# START OF EXTRACTED DATA

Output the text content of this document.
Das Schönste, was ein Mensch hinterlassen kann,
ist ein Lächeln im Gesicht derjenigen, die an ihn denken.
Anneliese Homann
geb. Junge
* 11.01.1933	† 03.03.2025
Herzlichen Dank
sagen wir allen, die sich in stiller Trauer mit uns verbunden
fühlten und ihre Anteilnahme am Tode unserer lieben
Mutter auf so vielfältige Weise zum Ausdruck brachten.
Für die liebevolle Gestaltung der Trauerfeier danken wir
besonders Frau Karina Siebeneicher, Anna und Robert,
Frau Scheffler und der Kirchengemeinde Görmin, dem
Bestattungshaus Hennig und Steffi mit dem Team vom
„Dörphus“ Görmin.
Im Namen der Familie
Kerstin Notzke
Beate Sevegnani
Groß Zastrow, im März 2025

# END OF EXTRACTED DATA
# START OF EXTRACTED DATA

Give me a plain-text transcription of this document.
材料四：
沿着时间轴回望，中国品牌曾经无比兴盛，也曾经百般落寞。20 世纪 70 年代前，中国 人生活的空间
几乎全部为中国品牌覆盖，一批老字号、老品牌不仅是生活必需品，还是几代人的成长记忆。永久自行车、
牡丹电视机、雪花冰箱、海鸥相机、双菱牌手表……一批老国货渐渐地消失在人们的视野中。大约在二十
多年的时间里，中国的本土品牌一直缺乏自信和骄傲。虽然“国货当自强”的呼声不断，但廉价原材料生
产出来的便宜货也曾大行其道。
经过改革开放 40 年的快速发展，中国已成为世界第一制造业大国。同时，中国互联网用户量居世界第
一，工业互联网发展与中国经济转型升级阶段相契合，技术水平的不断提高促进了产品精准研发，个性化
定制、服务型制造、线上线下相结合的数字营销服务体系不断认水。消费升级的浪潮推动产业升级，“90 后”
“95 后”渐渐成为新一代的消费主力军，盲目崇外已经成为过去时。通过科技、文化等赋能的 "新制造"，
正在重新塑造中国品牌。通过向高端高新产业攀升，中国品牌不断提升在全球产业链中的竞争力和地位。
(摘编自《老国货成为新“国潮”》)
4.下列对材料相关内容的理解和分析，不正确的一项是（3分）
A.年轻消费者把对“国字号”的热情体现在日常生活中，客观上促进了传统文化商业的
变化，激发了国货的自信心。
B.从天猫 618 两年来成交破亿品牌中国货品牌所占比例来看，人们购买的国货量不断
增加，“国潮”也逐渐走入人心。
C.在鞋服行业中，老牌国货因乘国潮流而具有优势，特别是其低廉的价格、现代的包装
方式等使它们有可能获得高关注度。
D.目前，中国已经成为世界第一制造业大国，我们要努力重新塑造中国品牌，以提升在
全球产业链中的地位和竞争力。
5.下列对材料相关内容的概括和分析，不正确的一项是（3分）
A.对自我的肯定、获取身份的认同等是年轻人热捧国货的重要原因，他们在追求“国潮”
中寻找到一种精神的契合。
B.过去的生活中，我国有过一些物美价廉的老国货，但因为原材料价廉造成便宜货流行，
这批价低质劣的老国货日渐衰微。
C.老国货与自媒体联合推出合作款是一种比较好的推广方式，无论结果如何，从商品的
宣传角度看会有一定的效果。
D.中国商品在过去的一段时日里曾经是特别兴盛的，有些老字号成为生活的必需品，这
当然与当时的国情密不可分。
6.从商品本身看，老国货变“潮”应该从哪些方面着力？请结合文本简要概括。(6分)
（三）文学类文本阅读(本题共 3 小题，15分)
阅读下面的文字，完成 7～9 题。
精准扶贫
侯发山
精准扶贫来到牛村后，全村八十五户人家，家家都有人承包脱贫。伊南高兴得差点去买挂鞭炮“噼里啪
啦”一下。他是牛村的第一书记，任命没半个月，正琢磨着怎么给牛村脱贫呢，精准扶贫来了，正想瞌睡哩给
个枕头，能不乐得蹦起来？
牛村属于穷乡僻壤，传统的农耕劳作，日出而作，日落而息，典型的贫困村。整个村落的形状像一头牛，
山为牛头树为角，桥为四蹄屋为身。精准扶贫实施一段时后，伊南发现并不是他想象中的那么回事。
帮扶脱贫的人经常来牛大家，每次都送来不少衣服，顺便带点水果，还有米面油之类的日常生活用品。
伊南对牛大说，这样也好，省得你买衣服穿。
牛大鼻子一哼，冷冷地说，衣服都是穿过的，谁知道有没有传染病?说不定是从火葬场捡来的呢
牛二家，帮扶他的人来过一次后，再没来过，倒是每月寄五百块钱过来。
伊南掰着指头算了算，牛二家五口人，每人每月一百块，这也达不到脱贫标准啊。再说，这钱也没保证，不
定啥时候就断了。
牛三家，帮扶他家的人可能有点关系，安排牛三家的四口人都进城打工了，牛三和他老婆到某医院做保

# END OF EXTRACTED DATA
# START OF EXTRACTED DATA

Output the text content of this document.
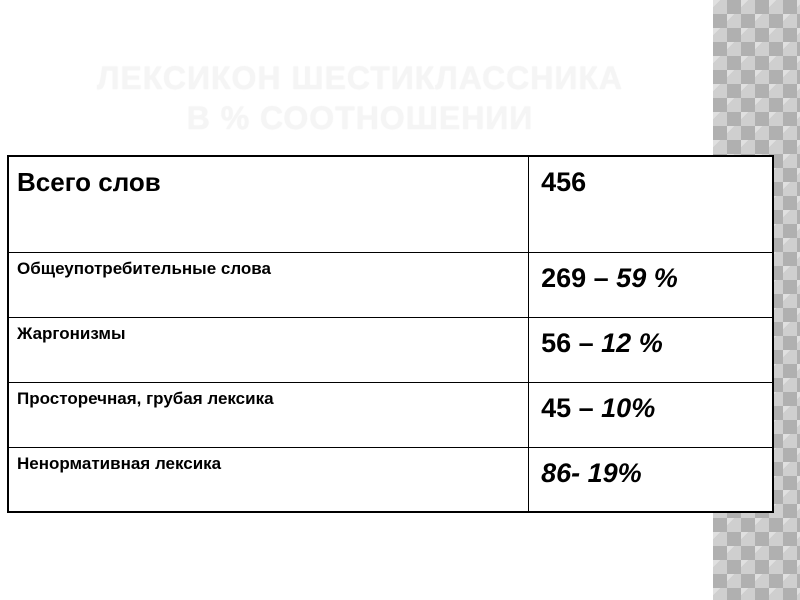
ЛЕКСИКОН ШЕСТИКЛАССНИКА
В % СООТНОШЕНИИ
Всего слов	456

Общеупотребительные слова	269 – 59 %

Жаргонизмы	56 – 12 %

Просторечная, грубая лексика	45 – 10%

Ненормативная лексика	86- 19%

# END OF EXTRACTED DATA

## PROBLEM STATEMENT
Copy out every line with the word "不正确的一项是".

## SOLUTION TO THE PROBLEM
4.下列对材料相关内容的理解和分析，不正确的一项是（3分）
5.下列对材料相关内容的概括和分析，不正确的一项是（3分）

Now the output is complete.